Skip all pictures, then print the remaining material exactly.

Dataset rows:
===

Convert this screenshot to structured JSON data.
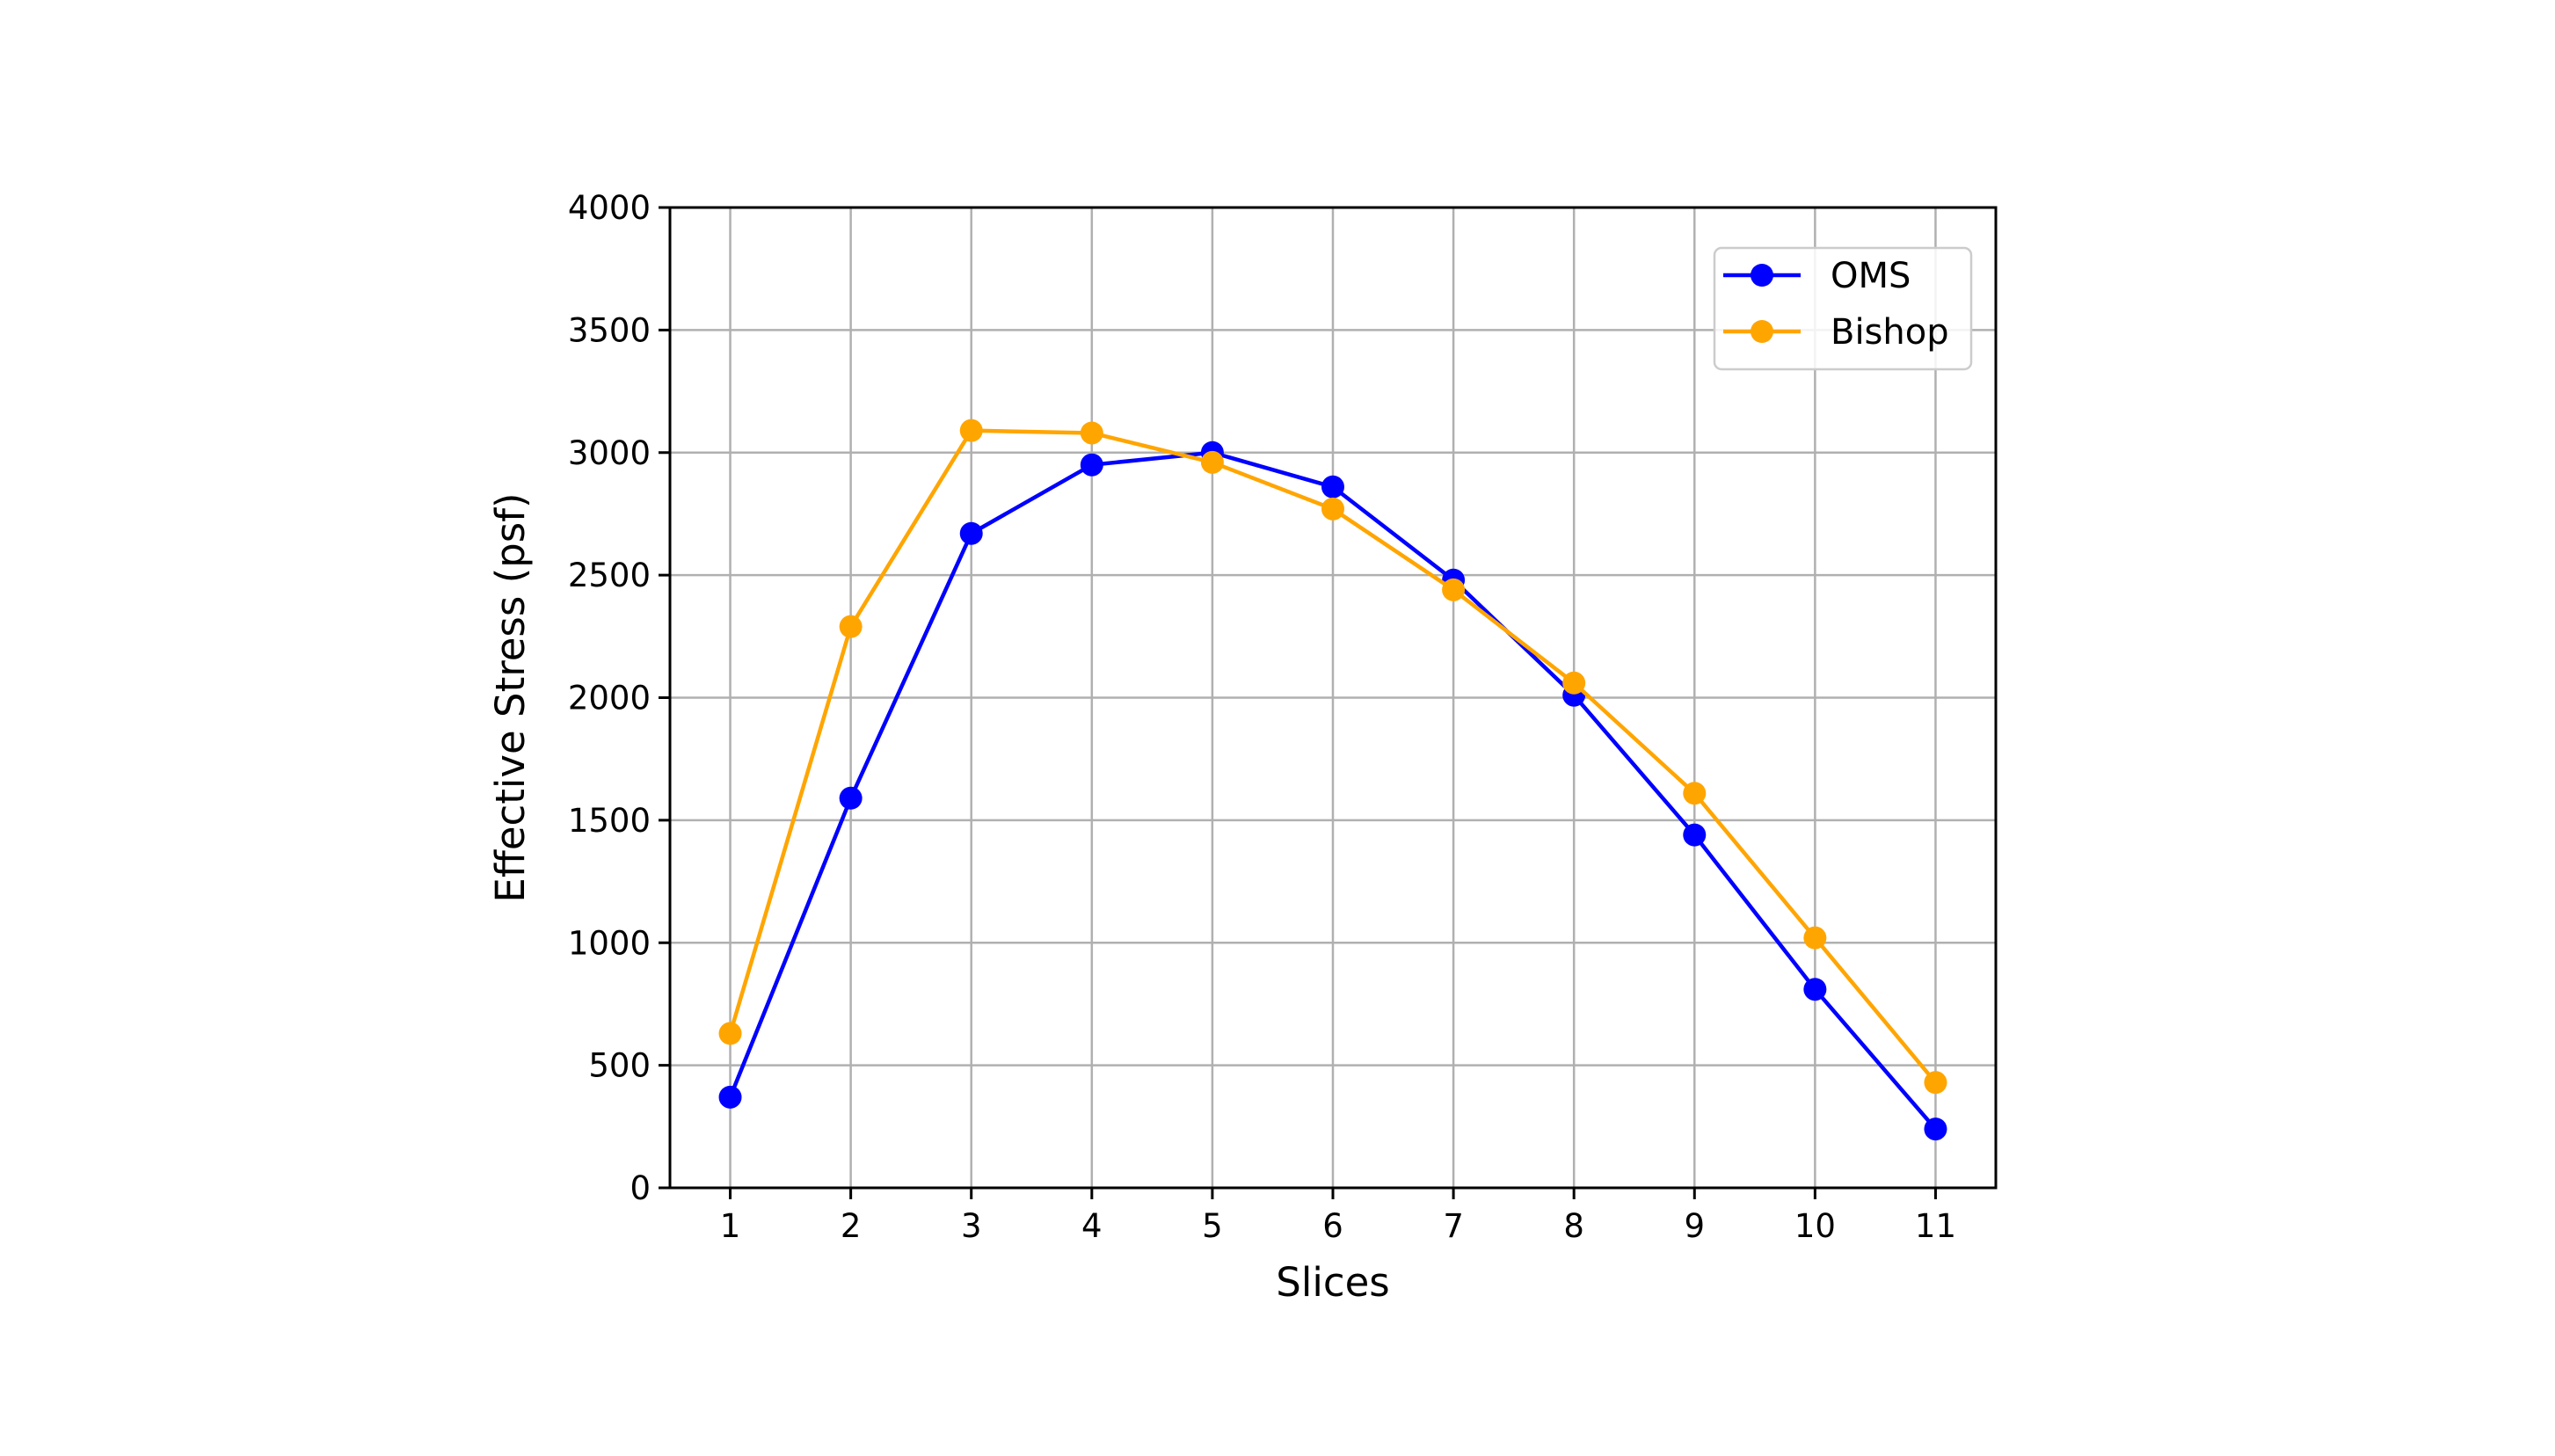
{
  "chart_data": {
    "type": "line",
    "title": "",
    "xlabel": "Slices",
    "ylabel": "Effective Stress (psf)",
    "x": [
      1,
      2,
      3,
      4,
      5,
      6,
      7,
      8,
      9,
      10,
      11
    ],
    "xlim": [
      0.5,
      11.5
    ],
    "ylim": [
      0,
      4000
    ],
    "xticks": [
      "1",
      "2",
      "3",
      "4",
      "5",
      "6",
      "7",
      "8",
      "9",
      "10",
      "11"
    ],
    "yticks": [
      "0",
      "500",
      "1000",
      "1500",
      "2000",
      "2500",
      "3000",
      "3500",
      "4000"
    ],
    "grid": true,
    "legend_position": "top-right",
    "series": [
      {
        "name": "OMS",
        "color": "#0000ff",
        "marker": "circle",
        "values": [
          370,
          1590,
          2670,
          2950,
          3000,
          2860,
          2480,
          2010,
          1440,
          810,
          240
        ]
      },
      {
        "name": "Bishop",
        "color": "#ffa500",
        "marker": "circle",
        "values": [
          630,
          2290,
          3090,
          3080,
          2960,
          2770,
          2440,
          2060,
          1610,
          1020,
          430
        ]
      }
    ]
  }
}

===

- **Exercise output**:
Convert this screenshot to structured JSON data.
{
  "chart_data": {
    "type": "line",
    "title": "",
    "xlabel": "Slices",
    "ylabel": "Effective Stress (psf)",
    "x": [
      1,
      2,
      3,
      4,
      5,
      6,
      7,
      8,
      9,
      10,
      11
    ],
    "xlim": [
      0.5,
      11.5
    ],
    "ylim": [
      0,
      4000
    ],
    "xticks": [
      "1",
      "2",
      "3",
      "4",
      "5",
      "6",
      "7",
      "8",
      "9",
      "10",
      "11"
    ],
    "yticks": [
      "0",
      "500",
      "1000",
      "1500",
      "2000",
      "2500",
      "3000",
      "3500",
      "4000"
    ],
    "grid": true,
    "legend_position": "top-right",
    "series": [
      {
        "name": "OMS",
        "color": "#0000ff",
        "marker": "circle",
        "values": [
          370,
          1590,
          2670,
          2950,
          3000,
          2860,
          2480,
          2010,
          1440,
          810,
          240
        ]
      },
      {
        "name": "Bishop",
        "color": "#ffa500",
        "marker": "circle",
        "values": [
          630,
          2290,
          3090,
          3080,
          2960,
          2770,
          2440,
          2060,
          1610,
          1020,
          430
        ]
      }
    ]
  }
}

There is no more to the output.